Work to do: Exclude the pictures and return every line exactly as written.

Data lines:

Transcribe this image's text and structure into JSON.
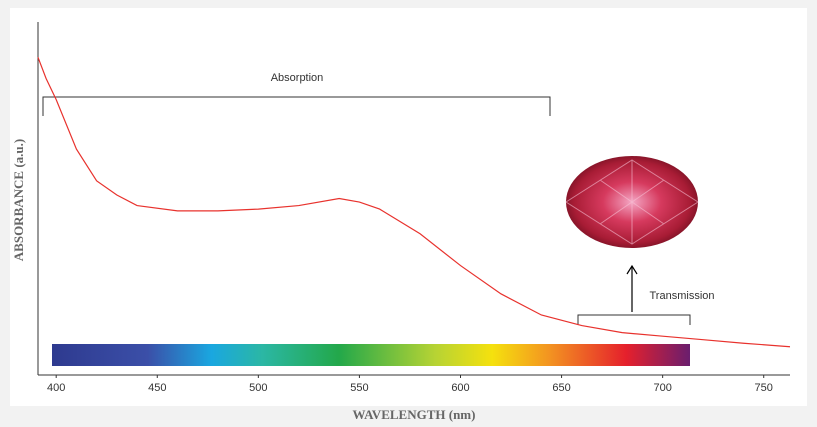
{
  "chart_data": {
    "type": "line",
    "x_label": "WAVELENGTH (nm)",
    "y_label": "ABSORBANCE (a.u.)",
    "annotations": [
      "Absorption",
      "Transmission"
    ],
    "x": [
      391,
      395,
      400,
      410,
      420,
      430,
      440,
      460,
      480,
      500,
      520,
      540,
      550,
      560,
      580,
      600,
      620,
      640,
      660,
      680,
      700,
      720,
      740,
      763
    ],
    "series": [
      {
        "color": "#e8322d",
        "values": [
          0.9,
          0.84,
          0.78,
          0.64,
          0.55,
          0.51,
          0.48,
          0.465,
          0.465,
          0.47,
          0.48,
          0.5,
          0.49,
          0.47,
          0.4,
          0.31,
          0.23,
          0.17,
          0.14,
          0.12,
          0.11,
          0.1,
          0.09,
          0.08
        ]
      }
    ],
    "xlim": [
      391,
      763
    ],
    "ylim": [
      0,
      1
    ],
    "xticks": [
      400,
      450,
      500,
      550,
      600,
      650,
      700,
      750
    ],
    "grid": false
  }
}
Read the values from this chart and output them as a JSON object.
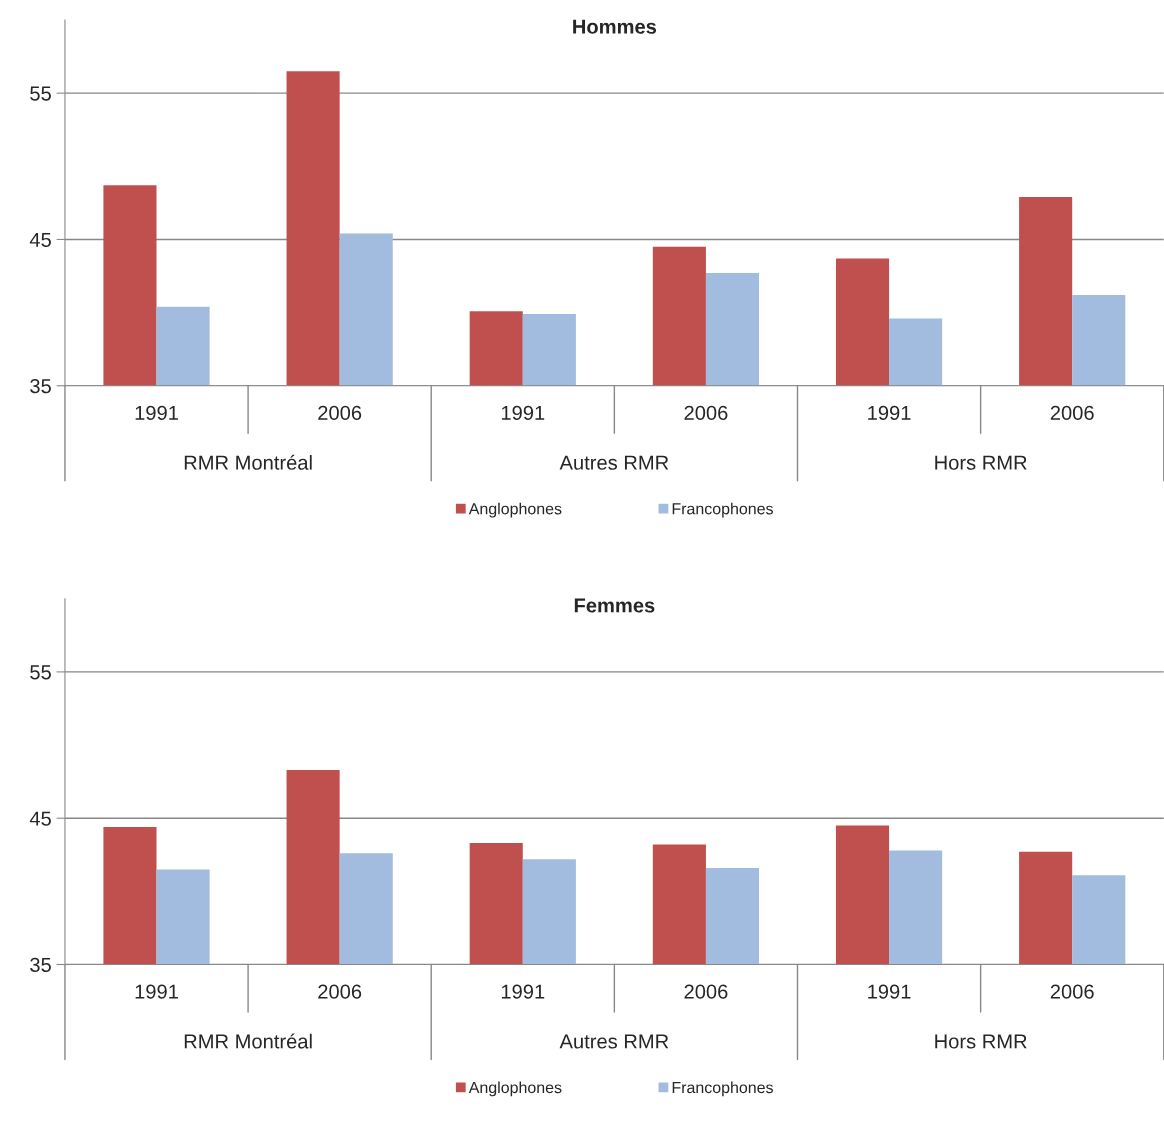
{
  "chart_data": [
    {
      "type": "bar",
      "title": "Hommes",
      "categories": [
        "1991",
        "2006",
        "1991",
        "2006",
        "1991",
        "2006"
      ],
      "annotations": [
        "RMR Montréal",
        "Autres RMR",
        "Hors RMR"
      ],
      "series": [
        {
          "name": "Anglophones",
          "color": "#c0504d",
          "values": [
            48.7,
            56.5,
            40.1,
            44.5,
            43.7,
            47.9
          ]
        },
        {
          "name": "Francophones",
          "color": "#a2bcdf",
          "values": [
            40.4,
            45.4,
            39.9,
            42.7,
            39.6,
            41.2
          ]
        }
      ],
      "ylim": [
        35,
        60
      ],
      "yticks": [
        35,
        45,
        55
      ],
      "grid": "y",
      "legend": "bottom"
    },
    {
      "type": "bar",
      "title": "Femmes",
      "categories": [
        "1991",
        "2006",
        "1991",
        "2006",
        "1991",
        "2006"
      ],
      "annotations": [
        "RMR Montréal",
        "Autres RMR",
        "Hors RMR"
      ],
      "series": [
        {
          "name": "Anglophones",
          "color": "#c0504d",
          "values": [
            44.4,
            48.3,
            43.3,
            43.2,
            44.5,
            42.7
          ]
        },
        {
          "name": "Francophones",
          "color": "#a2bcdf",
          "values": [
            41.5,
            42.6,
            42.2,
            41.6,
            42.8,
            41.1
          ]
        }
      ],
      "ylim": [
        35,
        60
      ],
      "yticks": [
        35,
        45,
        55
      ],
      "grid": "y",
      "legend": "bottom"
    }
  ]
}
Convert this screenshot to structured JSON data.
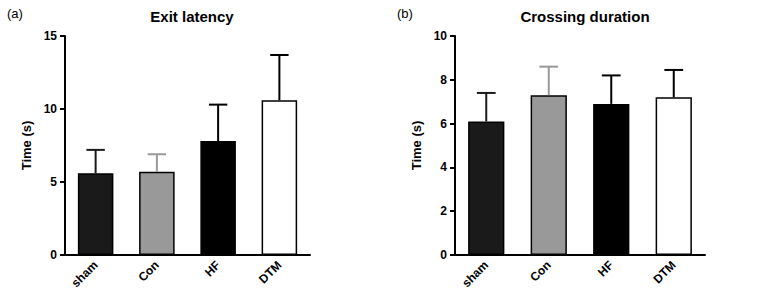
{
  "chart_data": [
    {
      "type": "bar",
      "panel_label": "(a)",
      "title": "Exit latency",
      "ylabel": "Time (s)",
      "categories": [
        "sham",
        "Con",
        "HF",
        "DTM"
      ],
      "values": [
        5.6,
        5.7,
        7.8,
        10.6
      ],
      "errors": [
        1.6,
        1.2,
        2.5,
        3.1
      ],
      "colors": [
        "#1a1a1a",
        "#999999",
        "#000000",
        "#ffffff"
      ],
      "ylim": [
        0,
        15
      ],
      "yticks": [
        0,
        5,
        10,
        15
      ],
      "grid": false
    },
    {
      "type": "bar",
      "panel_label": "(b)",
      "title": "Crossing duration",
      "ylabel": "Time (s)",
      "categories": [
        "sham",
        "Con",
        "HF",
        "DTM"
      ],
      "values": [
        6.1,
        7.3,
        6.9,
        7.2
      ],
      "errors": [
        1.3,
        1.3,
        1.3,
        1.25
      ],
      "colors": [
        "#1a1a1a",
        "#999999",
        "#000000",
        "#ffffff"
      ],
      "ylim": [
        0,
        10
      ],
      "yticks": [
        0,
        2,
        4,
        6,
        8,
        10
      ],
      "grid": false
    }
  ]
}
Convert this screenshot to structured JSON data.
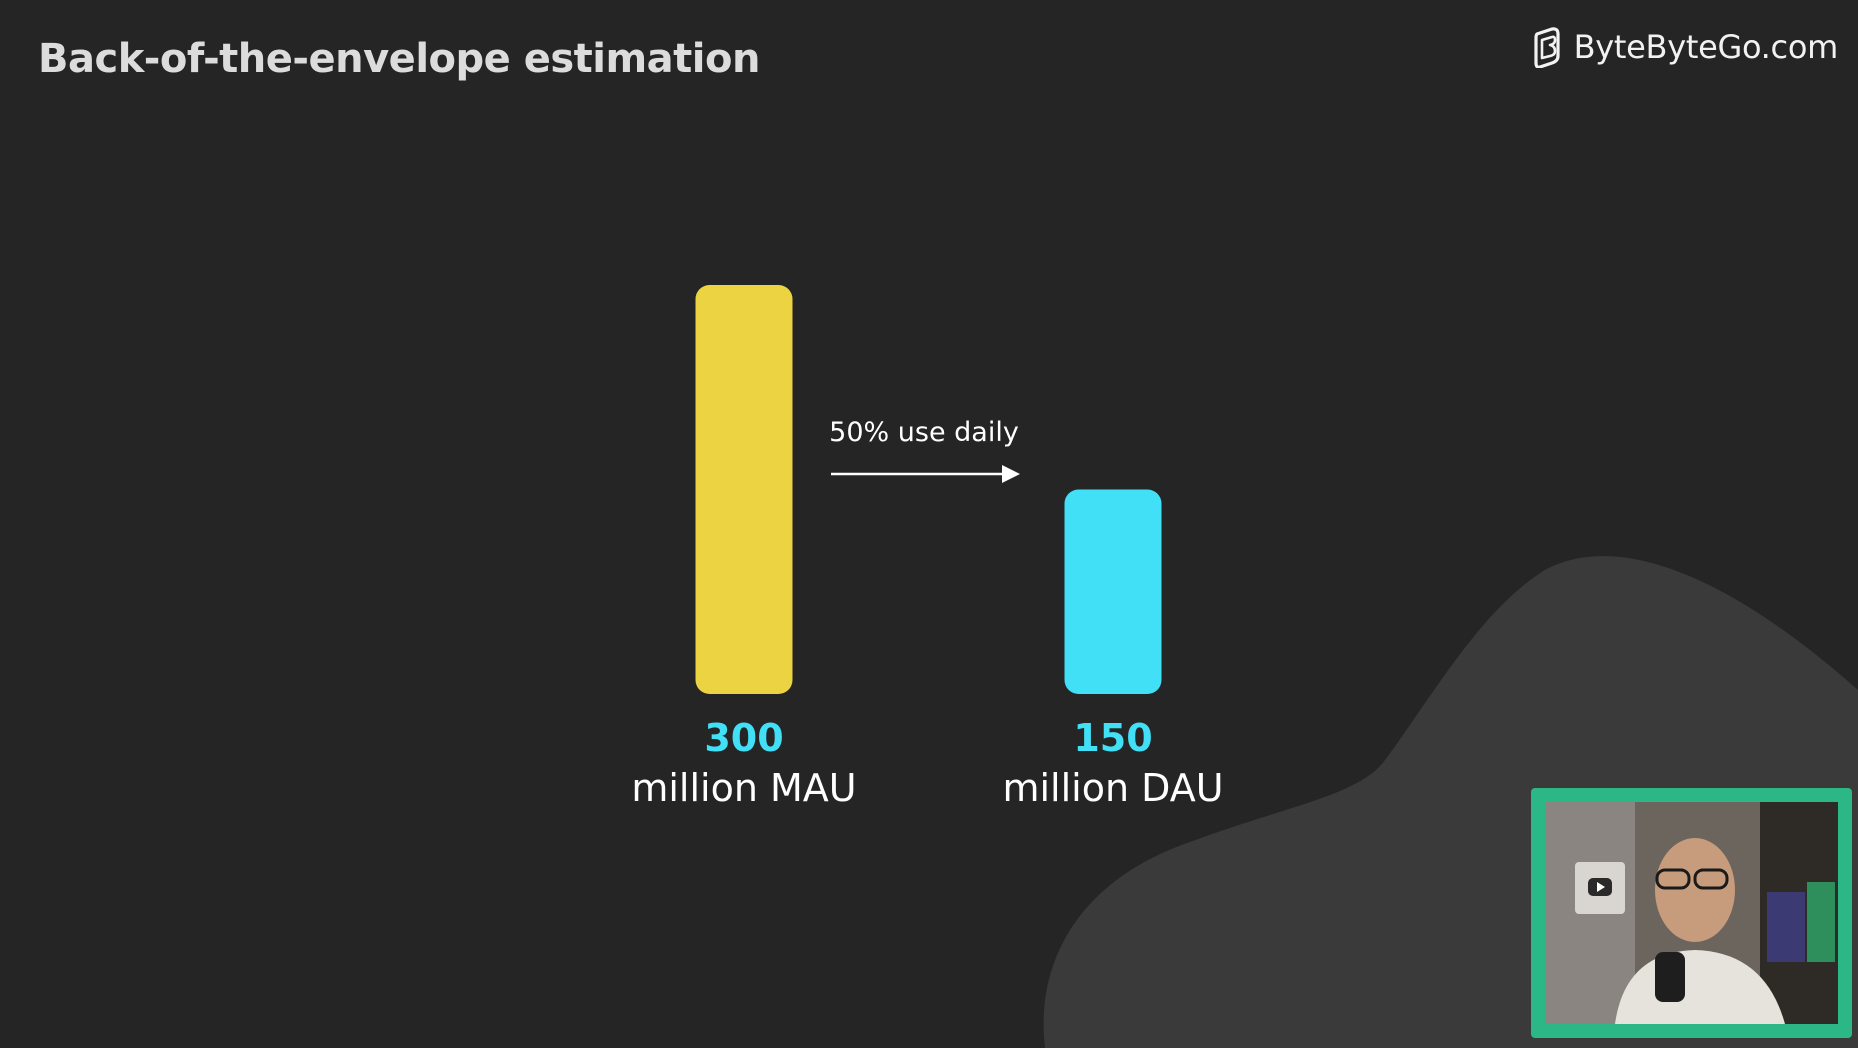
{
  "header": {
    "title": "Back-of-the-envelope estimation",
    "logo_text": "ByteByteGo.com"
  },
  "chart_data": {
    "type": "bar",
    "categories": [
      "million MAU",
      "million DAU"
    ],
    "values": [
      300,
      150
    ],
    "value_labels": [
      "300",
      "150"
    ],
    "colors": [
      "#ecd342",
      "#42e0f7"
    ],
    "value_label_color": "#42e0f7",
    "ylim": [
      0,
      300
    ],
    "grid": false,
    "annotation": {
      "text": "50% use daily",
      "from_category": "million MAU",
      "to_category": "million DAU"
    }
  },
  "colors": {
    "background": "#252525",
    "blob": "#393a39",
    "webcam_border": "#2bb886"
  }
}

Worked answer:
Transcribe this image's text and structure into JSON.
{
  "chart_data": {
    "type": "line",
    "x_label": "WAVELENGTH (nm)",
    "y_label": "ABSORBANCE (a.u.)",
    "annotations": [
      "Absorption",
      "Transmission"
    ],
    "x": [
      391,
      395,
      400,
      410,
      420,
      430,
      440,
      460,
      480,
      500,
      520,
      540,
      550,
      560,
      580,
      600,
      620,
      640,
      660,
      680,
      700,
      720,
      740,
      763
    ],
    "series": [
      {
        "color": "#e8322d",
        "values": [
          0.9,
          0.84,
          0.78,
          0.64,
          0.55,
          0.51,
          0.48,
          0.465,
          0.465,
          0.47,
          0.48,
          0.5,
          0.49,
          0.47,
          0.4,
          0.31,
          0.23,
          0.17,
          0.14,
          0.12,
          0.11,
          0.1,
          0.09,
          0.08
        ]
      }
    ],
    "xlim": [
      391,
      763
    ],
    "ylim": [
      0,
      1
    ],
    "xticks": [
      400,
      450,
      500,
      550,
      600,
      650,
      700,
      750
    ],
    "grid": false
  }
}
Read the values from this chart and output them as a JSON object.
{
  "chart_data": [
    {
      "type": "bar",
      "title": "Hommes",
      "categories": [
        "1991",
        "2006",
        "1991",
        "2006",
        "1991",
        "2006"
      ],
      "annotations": [
        "RMR Montréal",
        "Autres RMR",
        "Hors RMR"
      ],
      "series": [
        {
          "name": "Anglophones",
          "color": "#c0504d",
          "values": [
            48.7,
            56.5,
            40.1,
            44.5,
            43.7,
            47.9
          ]
        },
        {
          "name": "Francophones",
          "color": "#a2bcdf",
          "values": [
            40.4,
            45.4,
            39.9,
            42.7,
            39.6,
            41.2
          ]
        }
      ],
      "ylim": [
        35,
        60
      ],
      "yticks": [
        35,
        45,
        55
      ],
      "grid": "y",
      "legend": "bottom"
    },
    {
      "type": "bar",
      "title": "Femmes",
      "categories": [
        "1991",
        "2006",
        "1991",
        "2006",
        "1991",
        "2006"
      ],
      "annotations": [
        "RMR Montréal",
        "Autres RMR",
        "Hors RMR"
      ],
      "series": [
        {
          "name": "Anglophones",
          "color": "#c0504d",
          "values": [
            44.4,
            48.3,
            43.3,
            43.2,
            44.5,
            42.7
          ]
        },
        {
          "name": "Francophones",
          "color": "#a2bcdf",
          "values": [
            41.5,
            42.6,
            42.2,
            41.6,
            42.8,
            41.1
          ]
        }
      ],
      "ylim": [
        35,
        60
      ],
      "yticks": [
        35,
        45,
        55
      ],
      "grid": "y",
      "legend": "bottom"
    }
  ]
}
Convert this screenshot to structured JSON data.
{
  "chart_data": [
    {
      "type": "bar",
      "panel_label": "(a)",
      "title": "Exit latency",
      "ylabel": "Time (s)",
      "categories": [
        "sham",
        "Con",
        "HF",
        "DTM"
      ],
      "values": [
        5.6,
        5.7,
        7.8,
        10.6
      ],
      "errors": [
        1.6,
        1.2,
        2.5,
        3.1
      ],
      "colors": [
        "#1a1a1a",
        "#999999",
        "#000000",
        "#ffffff"
      ],
      "ylim": [
        0,
        15
      ],
      "yticks": [
        0,
        5,
        10,
        15
      ],
      "grid": false
    },
    {
      "type": "bar",
      "panel_label": "(b)",
      "title": "Crossing duration",
      "ylabel": "Time (s)",
      "categories": [
        "sham",
        "Con",
        "HF",
        "DTM"
      ],
      "values": [
        6.1,
        7.3,
        6.9,
        7.2
      ],
      "errors": [
        1.3,
        1.3,
        1.3,
        1.25
      ],
      "colors": [
        "#1a1a1a",
        "#999999",
        "#000000",
        "#ffffff"
      ],
      "ylim": [
        0,
        10
      ],
      "yticks": [
        0,
        2,
        4,
        6,
        8,
        10
      ],
      "grid": false
    }
  ]
}
Convert this screenshot to structured JSON data.
{
  "header": {
    "title": "Back-of-the-envelope estimation",
    "logo_text": "ByteByteGo.com"
  },
  "chart_data": {
    "type": "bar",
    "categories": [
      "million MAU",
      "million DAU"
    ],
    "values": [
      300,
      150
    ],
    "value_labels": [
      "300",
      "150"
    ],
    "colors": [
      "#ecd342",
      "#42e0f7"
    ],
    "value_label_color": "#42e0f7",
    "ylim": [
      0,
      300
    ],
    "grid": false,
    "annotation": {
      "text": "50% use daily",
      "from_category": "million MAU",
      "to_category": "million DAU"
    }
  },
  "colors": {
    "background": "#252525",
    "blob": "#393a39",
    "webcam_border": "#2bb886"
  }
}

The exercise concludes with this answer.